Starting at the line that contains "What does this", copy each line through the end of the listing below. Include both ends and output nothing more.

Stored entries
------------------------------------

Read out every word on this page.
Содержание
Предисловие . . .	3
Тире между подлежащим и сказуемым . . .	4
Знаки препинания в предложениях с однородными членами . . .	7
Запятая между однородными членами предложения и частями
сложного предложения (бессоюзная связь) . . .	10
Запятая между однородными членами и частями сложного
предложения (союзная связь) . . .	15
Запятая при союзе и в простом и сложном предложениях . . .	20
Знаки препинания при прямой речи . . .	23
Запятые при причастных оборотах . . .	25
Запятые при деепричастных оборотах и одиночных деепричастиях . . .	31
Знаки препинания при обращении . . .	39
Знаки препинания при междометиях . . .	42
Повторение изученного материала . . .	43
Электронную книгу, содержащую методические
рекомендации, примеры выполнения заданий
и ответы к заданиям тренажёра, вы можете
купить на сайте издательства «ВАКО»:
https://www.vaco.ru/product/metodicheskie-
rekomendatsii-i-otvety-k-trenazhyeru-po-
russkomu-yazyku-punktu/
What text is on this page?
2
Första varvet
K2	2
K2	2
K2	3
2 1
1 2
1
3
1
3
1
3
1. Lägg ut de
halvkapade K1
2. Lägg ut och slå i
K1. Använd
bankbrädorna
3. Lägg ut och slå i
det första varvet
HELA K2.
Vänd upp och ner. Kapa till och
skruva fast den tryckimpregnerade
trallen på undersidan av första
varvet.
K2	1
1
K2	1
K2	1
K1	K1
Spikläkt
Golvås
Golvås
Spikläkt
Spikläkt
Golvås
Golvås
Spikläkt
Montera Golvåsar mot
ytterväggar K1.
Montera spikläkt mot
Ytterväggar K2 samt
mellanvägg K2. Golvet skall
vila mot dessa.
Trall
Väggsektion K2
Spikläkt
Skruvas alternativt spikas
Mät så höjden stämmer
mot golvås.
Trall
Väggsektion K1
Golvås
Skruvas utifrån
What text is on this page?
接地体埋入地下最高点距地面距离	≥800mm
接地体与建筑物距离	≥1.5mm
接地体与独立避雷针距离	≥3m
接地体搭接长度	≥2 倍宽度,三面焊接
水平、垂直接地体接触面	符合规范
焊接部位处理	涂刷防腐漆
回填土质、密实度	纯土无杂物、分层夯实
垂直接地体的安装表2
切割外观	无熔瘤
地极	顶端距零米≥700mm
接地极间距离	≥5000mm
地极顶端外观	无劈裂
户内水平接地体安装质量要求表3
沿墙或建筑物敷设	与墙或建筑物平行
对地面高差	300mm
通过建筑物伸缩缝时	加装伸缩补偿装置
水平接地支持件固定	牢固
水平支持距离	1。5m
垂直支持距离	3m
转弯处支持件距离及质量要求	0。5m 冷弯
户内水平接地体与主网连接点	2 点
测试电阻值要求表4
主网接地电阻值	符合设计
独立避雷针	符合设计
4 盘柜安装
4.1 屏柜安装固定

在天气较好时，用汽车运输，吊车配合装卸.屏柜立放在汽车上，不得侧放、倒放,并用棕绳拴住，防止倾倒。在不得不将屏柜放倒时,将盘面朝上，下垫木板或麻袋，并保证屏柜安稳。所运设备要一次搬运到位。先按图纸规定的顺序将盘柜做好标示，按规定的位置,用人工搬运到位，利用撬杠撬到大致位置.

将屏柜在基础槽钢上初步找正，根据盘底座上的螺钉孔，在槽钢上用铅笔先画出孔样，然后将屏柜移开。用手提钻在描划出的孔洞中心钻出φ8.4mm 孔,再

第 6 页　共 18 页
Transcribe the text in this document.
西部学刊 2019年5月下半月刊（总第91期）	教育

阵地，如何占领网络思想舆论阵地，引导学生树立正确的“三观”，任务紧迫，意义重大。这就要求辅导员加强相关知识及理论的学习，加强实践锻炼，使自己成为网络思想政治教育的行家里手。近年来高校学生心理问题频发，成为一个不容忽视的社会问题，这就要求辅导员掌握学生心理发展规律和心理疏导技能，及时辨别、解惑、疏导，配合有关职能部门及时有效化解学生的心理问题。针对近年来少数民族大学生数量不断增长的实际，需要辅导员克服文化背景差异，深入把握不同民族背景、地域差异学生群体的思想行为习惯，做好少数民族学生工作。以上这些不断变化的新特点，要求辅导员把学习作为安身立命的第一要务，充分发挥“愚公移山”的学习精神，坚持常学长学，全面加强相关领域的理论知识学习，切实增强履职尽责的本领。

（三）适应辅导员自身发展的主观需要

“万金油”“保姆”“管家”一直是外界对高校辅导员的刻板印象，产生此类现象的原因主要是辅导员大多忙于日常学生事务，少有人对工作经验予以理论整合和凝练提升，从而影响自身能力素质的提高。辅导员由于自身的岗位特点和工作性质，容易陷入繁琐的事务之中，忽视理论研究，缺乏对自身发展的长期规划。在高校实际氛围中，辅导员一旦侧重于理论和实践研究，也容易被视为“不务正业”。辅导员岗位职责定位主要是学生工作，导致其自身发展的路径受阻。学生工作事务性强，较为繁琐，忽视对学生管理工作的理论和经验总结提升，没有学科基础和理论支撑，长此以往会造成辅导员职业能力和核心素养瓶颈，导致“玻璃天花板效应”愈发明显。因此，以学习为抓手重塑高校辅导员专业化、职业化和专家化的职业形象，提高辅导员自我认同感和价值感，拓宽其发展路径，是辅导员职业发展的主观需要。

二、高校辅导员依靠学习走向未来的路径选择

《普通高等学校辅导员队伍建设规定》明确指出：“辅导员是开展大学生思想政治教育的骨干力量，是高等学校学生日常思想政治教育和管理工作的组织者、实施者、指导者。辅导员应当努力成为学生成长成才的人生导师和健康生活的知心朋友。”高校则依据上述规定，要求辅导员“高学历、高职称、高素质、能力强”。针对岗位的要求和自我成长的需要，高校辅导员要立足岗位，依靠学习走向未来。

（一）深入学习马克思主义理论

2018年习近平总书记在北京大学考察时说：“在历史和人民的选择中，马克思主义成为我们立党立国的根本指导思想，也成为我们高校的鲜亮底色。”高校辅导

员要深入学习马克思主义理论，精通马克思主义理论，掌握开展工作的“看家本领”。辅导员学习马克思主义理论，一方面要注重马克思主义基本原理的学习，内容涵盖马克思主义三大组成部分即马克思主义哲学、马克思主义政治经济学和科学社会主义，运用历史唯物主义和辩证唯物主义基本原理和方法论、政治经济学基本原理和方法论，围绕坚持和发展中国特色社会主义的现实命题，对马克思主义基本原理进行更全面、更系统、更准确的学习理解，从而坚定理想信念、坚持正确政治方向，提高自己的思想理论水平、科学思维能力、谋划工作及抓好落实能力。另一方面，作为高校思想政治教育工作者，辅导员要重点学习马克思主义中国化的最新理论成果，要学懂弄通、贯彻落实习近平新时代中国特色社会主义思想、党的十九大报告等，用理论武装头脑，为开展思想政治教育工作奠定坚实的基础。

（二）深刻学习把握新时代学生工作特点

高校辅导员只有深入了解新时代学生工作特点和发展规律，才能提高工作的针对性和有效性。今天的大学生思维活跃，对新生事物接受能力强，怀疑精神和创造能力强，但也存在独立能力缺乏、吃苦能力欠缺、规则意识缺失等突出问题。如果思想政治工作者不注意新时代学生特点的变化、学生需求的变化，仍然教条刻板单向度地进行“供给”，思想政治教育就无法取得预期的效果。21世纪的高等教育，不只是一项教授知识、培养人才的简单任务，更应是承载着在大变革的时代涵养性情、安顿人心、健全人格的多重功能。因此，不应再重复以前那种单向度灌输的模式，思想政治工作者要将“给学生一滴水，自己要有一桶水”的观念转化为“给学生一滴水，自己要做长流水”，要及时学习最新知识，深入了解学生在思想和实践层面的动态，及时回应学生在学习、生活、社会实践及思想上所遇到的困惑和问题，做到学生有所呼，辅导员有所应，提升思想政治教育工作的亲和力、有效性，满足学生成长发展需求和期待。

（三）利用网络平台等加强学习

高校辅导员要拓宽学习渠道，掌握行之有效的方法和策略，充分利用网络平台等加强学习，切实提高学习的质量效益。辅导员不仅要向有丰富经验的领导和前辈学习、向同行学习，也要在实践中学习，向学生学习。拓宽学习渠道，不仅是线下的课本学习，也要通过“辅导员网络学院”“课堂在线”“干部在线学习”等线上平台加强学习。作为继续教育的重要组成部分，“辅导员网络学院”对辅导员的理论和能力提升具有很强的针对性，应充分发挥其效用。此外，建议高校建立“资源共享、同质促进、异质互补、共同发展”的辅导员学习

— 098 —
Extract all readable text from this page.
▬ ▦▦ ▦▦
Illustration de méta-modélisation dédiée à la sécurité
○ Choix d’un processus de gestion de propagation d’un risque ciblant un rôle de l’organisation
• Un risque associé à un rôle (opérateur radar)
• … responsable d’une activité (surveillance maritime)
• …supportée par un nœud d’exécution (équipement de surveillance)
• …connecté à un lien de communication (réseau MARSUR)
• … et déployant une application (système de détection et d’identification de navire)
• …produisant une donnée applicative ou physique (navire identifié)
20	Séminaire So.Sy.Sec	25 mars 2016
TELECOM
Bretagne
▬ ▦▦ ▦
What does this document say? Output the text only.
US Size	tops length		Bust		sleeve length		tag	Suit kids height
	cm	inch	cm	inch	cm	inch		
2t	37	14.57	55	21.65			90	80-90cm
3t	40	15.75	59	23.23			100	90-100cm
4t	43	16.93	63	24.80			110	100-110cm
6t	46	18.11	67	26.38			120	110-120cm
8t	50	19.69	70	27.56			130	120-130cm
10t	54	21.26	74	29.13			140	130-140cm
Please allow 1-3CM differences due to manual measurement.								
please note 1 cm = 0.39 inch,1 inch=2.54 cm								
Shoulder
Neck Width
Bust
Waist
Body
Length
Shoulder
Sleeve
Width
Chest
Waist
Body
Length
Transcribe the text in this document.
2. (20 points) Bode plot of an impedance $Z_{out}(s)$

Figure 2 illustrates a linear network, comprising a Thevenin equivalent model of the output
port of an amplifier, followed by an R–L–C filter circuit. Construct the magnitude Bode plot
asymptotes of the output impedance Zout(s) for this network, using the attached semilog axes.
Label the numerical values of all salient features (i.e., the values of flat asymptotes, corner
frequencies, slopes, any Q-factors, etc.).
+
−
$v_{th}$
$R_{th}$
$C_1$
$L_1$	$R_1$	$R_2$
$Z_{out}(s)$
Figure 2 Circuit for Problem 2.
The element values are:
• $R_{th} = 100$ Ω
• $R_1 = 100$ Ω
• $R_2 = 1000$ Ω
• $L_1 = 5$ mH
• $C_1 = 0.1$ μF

------------------------------------

- [Task response]
What does this document say? Output the text only.
US Size	tops length		Bust		sleeve length		tag	Suit kids height
	cm	inch	cm	inch	cm	inch		
2t	37	14.57	55	21.65			90	80-90cm
3t	40	15.75	59	23.23			100	90-100cm
4t	43	16.93	63	24.80			110	100-110cm
6t	46	18.11	67	26.38			120	110-120cm
8t	50	19.69	70	27.56			130	120-130cm
10t	54	21.26	74	29.13			140	130-140cm
Please allow 1-3CM differences due to manual measurement.								
please note 1 cm = 0.39 inch,1 inch=2.54 cm								
Shoulder
Neck Width
Bust
Waist
Body
Length
Shoulder
Sleeve
Width
Chest
Waist
Body
Length
Transcribe the text in this document.
2. (20 points) Bode plot of an impedance $Z_{out}(s)$

Figure 2 illustrates a linear network, comprising a Thevenin equivalent model of the output
port of an amplifier, followed by an R–L–C filter circuit. Construct the magnitude Bode plot
asymptotes of the output impedance Zout(s) for this network, using the attached semilog axes.
Label the numerical values of all salient features (i.e., the values of flat asymptotes, corner
frequencies, slopes, any Q-factors, etc.).
+
−
$v_{th}$
$R_{th}$
$C_1$
$L_1$	$R_1$	$R_2$
$Z_{out}(s)$
Figure 2 Circuit for Problem 2.
The element values are:
• $R_{th} = 100$ Ω
• $R_1 = 100$ Ω
• $R_2 = 1000$ Ω
• $L_1 = 5$ mH
• $C_1 = 0.1$ μF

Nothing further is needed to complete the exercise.